_Dataset records_
━━━━━━

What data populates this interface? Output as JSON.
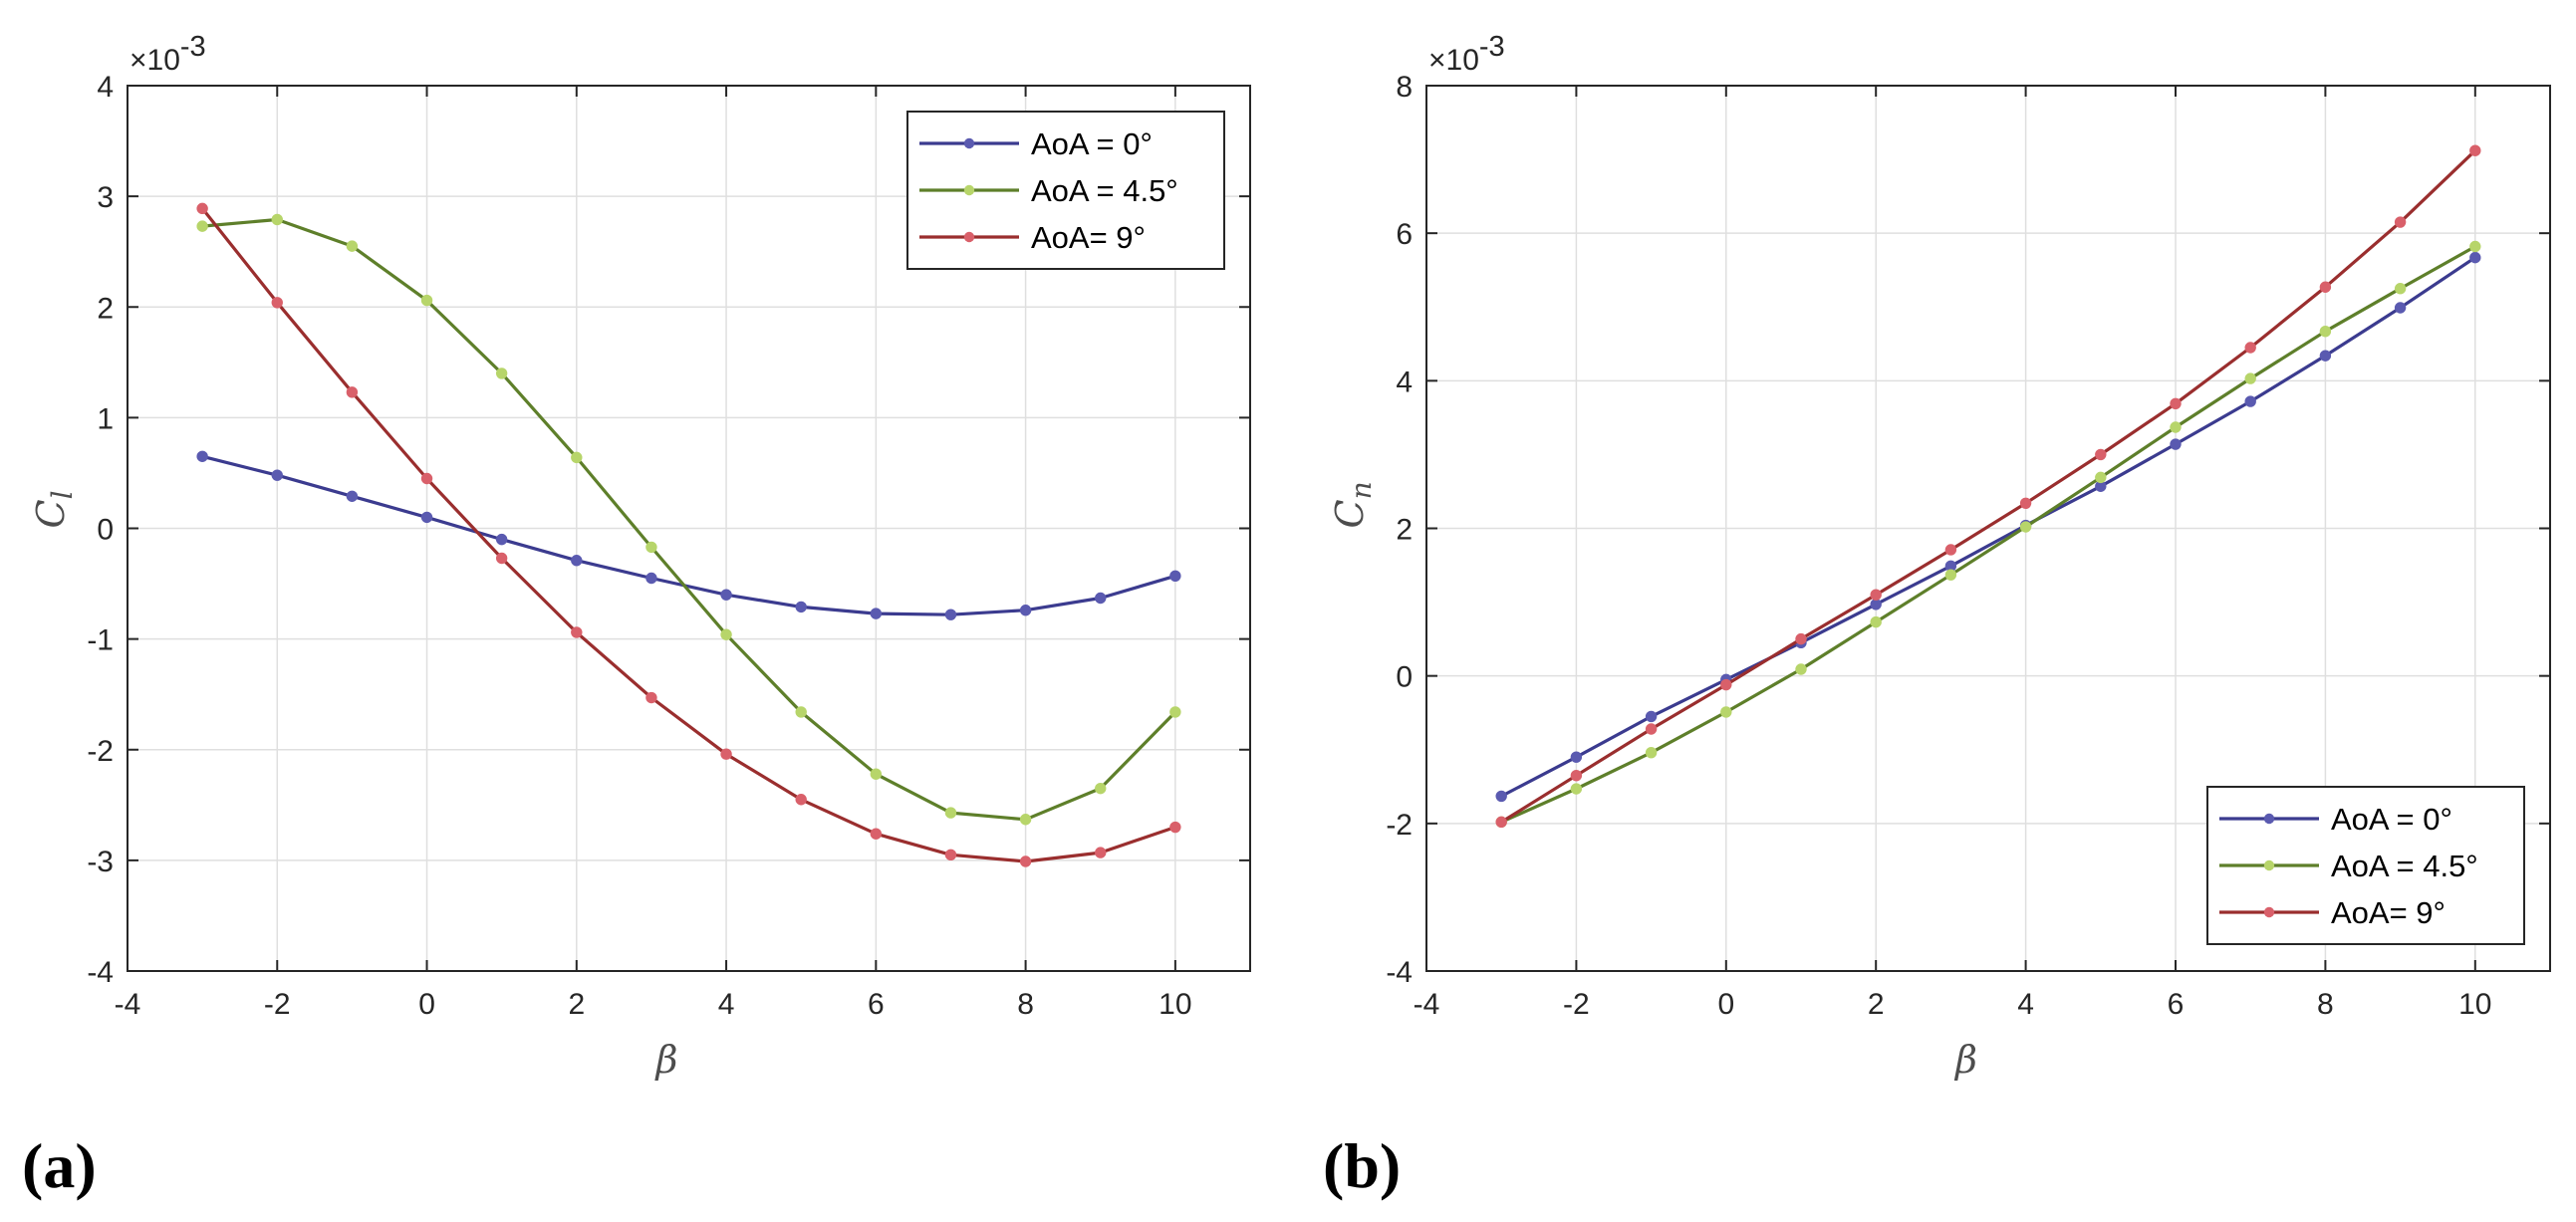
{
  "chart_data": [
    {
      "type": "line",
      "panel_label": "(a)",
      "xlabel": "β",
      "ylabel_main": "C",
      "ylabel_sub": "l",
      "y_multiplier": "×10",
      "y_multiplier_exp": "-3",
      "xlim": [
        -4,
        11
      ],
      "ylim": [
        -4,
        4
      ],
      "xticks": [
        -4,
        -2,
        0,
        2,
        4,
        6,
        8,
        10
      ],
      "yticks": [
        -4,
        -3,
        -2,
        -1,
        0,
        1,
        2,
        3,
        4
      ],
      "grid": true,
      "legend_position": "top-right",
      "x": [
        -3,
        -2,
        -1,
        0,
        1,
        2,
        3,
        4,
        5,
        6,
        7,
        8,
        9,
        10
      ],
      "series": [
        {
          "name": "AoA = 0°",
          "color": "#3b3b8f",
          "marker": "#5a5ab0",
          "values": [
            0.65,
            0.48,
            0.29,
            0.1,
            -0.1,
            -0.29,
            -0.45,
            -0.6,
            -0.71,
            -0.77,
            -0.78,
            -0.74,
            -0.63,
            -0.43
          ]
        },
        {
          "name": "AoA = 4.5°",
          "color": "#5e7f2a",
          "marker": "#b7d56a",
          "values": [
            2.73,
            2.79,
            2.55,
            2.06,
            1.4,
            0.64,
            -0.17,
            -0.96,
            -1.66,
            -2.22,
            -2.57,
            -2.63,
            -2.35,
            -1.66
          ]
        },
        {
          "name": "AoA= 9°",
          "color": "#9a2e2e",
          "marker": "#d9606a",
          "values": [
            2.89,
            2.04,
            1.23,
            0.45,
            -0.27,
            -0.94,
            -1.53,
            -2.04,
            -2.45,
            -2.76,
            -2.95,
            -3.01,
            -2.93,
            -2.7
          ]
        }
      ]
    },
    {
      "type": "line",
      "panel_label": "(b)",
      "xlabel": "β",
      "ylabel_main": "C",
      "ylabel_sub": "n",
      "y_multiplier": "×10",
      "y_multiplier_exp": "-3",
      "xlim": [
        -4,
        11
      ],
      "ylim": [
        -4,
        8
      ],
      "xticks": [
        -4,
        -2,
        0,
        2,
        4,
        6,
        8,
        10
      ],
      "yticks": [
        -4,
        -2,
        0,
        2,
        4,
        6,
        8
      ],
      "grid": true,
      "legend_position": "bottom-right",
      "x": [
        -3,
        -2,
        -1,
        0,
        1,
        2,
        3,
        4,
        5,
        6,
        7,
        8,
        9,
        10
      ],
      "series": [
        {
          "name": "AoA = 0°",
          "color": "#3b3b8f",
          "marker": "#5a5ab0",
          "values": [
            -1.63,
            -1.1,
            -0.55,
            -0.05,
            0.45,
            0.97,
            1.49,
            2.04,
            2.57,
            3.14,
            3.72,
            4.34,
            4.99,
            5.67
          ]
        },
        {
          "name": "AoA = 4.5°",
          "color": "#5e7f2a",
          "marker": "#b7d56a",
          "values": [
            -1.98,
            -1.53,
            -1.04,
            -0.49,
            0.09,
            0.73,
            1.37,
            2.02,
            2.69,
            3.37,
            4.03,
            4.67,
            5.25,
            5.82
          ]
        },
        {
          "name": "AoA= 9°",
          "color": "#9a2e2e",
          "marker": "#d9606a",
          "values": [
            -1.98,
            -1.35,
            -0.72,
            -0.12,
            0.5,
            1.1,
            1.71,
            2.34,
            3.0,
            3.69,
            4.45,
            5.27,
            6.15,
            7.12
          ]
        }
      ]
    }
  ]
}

━━━━━━

_WHAT THE TASK ASKS_
Copy the material above exactly and drop the pictures.

_FINAL RESULT_
What data populates this interface? Output as JSON.
{
  "chart_data": [
    {
      "type": "line",
      "panel_label": "(a)",
      "xlabel": "β",
      "ylabel_main": "C",
      "ylabel_sub": "l",
      "y_multiplier": "×10",
      "y_multiplier_exp": "-3",
      "xlim": [
        -4,
        11
      ],
      "ylim": [
        -4,
        4
      ],
      "xticks": [
        -4,
        -2,
        0,
        2,
        4,
        6,
        8,
        10
      ],
      "yticks": [
        -4,
        -3,
        -2,
        -1,
        0,
        1,
        2,
        3,
        4
      ],
      "grid": true,
      "legend_position": "top-right",
      "x": [
        -3,
        -2,
        -1,
        0,
        1,
        2,
        3,
        4,
        5,
        6,
        7,
        8,
        9,
        10
      ],
      "series": [
        {
          "name": "AoA = 0°",
          "color": "#3b3b8f",
          "marker": "#5a5ab0",
          "values": [
            0.65,
            0.48,
            0.29,
            0.1,
            -0.1,
            -0.29,
            -0.45,
            -0.6,
            -0.71,
            -0.77,
            -0.78,
            -0.74,
            -0.63,
            -0.43
          ]
        },
        {
          "name": "AoA = 4.5°",
          "color": "#5e7f2a",
          "marker": "#b7d56a",
          "values": [
            2.73,
            2.79,
            2.55,
            2.06,
            1.4,
            0.64,
            -0.17,
            -0.96,
            -1.66,
            -2.22,
            -2.57,
            -2.63,
            -2.35,
            -1.66
          ]
        },
        {
          "name": "AoA= 9°",
          "color": "#9a2e2e",
          "marker": "#d9606a",
          "values": [
            2.89,
            2.04,
            1.23,
            0.45,
            -0.27,
            -0.94,
            -1.53,
            -2.04,
            -2.45,
            -2.76,
            -2.95,
            -3.01,
            -2.93,
            -2.7
          ]
        }
      ]
    },
    {
      "type": "line",
      "panel_label": "(b)",
      "xlabel": "β",
      "ylabel_main": "C",
      "ylabel_sub": "n",
      "y_multiplier": "×10",
      "y_multiplier_exp": "-3",
      "xlim": [
        -4,
        11
      ],
      "ylim": [
        -4,
        8
      ],
      "xticks": [
        -4,
        -2,
        0,
        2,
        4,
        6,
        8,
        10
      ],
      "yticks": [
        -4,
        -2,
        0,
        2,
        4,
        6,
        8
      ],
      "grid": true,
      "legend_position": "bottom-right",
      "x": [
        -3,
        -2,
        -1,
        0,
        1,
        2,
        3,
        4,
        5,
        6,
        7,
        8,
        9,
        10
      ],
      "series": [
        {
          "name": "AoA = 0°",
          "color": "#3b3b8f",
          "marker": "#5a5ab0",
          "values": [
            -1.63,
            -1.1,
            -0.55,
            -0.05,
            0.45,
            0.97,
            1.49,
            2.04,
            2.57,
            3.14,
            3.72,
            4.34,
            4.99,
            5.67
          ]
        },
        {
          "name": "AoA = 4.5°",
          "color": "#5e7f2a",
          "marker": "#b7d56a",
          "values": [
            -1.98,
            -1.53,
            -1.04,
            -0.49,
            0.09,
            0.73,
            1.37,
            2.02,
            2.69,
            3.37,
            4.03,
            4.67,
            5.25,
            5.82
          ]
        },
        {
          "name": "AoA= 9°",
          "color": "#9a2e2e",
          "marker": "#d9606a",
          "values": [
            -1.98,
            -1.35,
            -0.72,
            -0.12,
            0.5,
            1.1,
            1.71,
            2.34,
            3.0,
            3.69,
            4.45,
            5.27,
            6.15,
            7.12
          ]
        }
      ]
    }
  ]
}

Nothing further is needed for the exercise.